**Dataset entries:**
"""

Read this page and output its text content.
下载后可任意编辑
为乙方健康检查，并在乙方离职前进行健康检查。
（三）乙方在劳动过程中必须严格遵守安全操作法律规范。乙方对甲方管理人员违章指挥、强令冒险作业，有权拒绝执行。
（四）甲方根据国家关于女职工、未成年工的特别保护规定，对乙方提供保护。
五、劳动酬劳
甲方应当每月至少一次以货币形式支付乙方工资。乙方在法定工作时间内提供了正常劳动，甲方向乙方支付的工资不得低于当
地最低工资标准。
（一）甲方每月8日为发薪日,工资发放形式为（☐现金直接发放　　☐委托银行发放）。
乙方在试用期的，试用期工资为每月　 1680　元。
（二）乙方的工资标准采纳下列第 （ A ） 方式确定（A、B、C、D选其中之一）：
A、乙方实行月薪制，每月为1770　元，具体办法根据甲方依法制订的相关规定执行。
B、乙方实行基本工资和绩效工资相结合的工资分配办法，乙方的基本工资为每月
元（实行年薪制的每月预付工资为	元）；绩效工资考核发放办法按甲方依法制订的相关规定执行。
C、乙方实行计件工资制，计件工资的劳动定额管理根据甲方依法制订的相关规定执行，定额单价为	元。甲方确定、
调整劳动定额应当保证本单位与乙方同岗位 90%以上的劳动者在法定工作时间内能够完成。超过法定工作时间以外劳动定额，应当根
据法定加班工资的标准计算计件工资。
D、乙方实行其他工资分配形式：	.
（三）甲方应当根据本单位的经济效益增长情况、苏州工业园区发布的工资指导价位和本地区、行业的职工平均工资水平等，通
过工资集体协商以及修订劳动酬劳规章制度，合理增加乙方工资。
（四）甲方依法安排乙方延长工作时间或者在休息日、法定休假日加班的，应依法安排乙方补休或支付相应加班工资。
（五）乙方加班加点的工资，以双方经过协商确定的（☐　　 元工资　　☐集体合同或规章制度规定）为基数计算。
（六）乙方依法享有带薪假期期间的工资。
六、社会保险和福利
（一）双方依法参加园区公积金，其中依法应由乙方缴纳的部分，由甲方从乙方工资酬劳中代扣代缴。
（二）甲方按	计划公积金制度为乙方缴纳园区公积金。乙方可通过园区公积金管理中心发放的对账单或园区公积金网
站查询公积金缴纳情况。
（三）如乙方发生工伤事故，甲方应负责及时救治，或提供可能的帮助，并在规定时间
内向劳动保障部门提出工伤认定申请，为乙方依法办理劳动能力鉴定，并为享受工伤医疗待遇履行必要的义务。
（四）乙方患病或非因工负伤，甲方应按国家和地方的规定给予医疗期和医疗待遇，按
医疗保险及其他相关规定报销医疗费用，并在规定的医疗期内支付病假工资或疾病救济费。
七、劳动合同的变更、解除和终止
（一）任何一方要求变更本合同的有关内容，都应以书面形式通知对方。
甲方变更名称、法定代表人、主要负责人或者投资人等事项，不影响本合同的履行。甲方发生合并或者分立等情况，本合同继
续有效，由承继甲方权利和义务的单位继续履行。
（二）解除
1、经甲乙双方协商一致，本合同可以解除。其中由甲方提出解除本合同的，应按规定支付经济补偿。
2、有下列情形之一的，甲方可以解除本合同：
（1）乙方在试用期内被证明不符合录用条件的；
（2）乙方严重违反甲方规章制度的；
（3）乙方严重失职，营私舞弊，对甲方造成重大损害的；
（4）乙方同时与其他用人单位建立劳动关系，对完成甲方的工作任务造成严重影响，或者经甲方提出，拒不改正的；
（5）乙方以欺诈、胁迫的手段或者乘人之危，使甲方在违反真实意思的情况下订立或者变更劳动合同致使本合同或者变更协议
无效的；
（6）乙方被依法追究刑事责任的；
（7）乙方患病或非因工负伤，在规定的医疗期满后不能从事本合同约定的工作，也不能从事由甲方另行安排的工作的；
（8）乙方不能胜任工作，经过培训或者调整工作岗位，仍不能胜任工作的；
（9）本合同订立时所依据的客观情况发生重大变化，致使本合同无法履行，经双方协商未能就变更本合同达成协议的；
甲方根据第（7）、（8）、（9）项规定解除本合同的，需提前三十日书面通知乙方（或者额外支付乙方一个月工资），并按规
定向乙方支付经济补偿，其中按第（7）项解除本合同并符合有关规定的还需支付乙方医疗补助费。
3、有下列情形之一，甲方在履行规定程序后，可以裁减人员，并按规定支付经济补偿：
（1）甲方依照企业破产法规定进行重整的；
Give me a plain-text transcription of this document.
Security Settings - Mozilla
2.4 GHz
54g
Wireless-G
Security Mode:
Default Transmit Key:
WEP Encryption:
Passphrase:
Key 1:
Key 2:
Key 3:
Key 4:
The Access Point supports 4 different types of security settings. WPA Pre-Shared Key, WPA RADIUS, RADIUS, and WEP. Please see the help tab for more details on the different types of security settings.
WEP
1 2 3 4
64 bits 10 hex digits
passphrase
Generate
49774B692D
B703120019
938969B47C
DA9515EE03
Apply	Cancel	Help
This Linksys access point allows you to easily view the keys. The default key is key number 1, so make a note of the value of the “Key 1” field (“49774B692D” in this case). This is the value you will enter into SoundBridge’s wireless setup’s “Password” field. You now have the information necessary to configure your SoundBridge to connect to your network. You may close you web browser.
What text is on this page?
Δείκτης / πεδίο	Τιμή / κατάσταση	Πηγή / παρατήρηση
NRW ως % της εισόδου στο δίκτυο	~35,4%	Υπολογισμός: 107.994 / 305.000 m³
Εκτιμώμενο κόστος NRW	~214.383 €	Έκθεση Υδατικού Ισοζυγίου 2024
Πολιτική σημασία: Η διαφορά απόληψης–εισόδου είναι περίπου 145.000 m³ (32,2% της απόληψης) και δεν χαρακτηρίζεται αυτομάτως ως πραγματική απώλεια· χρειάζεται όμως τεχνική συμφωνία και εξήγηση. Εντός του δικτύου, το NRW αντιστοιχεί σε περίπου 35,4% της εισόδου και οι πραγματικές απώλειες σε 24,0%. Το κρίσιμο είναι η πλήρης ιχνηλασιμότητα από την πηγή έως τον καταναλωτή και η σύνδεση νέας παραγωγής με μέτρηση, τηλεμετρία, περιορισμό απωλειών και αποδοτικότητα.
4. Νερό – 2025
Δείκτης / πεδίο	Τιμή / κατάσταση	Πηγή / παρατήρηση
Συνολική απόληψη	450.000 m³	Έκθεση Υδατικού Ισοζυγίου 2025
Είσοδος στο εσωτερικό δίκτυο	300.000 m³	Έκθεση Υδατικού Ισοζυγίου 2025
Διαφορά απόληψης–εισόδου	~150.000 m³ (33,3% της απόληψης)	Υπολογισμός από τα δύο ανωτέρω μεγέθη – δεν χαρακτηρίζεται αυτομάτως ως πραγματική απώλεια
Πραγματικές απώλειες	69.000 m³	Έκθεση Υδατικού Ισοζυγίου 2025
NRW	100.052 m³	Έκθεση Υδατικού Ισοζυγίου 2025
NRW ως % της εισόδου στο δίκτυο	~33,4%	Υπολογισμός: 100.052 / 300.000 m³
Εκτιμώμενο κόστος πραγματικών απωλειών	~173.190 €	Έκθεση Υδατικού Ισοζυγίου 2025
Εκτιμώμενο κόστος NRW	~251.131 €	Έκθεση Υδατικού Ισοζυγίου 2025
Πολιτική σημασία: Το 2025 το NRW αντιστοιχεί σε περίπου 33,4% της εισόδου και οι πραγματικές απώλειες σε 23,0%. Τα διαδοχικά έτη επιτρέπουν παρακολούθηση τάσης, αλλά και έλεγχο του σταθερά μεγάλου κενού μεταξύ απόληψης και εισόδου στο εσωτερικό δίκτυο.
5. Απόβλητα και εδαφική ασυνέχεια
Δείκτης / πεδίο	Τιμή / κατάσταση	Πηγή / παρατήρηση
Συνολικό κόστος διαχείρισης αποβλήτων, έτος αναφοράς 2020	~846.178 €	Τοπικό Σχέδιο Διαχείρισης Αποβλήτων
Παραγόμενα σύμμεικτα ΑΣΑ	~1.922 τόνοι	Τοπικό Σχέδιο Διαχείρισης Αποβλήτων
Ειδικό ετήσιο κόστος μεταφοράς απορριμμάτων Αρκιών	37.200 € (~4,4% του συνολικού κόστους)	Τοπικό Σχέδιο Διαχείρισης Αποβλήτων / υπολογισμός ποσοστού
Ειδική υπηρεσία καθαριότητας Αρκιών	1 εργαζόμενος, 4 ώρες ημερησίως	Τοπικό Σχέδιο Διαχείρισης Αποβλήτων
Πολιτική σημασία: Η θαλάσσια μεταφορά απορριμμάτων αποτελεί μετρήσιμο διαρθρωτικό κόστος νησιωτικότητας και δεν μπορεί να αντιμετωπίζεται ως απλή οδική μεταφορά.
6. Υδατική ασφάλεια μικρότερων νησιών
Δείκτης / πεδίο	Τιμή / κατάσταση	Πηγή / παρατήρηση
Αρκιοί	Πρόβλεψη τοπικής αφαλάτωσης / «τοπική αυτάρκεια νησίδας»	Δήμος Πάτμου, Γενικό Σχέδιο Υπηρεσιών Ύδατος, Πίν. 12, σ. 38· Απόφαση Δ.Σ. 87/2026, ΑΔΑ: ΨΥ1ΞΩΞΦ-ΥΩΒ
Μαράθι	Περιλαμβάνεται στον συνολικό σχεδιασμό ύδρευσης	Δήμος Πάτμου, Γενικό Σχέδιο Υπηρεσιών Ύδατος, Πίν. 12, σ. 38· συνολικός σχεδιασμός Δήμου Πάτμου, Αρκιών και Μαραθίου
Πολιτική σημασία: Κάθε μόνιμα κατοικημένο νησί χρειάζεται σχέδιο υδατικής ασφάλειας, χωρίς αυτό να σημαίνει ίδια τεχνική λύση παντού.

"""

Report only the number of lines in the data above that contain "Ισοζυγίου".

**ANSWER TO THIS PROBLEM:** 7